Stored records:
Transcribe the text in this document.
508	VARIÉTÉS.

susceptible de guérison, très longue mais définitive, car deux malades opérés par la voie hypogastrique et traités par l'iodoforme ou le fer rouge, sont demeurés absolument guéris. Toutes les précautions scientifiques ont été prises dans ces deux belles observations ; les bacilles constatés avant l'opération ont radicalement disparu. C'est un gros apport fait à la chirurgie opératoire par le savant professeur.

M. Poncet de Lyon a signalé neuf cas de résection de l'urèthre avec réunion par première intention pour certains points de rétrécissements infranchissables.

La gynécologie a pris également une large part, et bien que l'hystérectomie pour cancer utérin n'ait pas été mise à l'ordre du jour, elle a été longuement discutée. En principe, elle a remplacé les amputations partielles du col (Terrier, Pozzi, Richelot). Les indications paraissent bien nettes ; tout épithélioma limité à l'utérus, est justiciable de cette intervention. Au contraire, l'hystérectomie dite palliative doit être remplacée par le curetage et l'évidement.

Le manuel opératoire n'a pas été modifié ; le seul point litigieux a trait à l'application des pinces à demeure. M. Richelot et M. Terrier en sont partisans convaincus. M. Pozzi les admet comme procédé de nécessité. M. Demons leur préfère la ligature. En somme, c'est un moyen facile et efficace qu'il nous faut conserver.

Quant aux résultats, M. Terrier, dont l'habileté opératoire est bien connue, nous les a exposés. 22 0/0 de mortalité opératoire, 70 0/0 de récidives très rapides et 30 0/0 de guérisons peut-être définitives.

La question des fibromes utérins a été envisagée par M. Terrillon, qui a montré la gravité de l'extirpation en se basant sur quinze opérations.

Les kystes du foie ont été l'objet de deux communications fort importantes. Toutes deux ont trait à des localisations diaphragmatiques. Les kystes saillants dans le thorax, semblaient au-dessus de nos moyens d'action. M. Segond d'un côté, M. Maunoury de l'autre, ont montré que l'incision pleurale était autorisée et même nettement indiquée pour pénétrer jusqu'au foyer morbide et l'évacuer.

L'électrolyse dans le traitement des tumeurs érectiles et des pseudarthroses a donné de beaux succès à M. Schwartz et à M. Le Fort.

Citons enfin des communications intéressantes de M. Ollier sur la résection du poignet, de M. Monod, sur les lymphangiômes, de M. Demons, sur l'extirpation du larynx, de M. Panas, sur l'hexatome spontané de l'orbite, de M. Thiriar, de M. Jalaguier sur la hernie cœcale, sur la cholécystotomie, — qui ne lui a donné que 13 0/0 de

▶ **Directive**
Across the data, tally the lines containing "résection" and give back the number alone.

▶ **Answer to this exercise**
2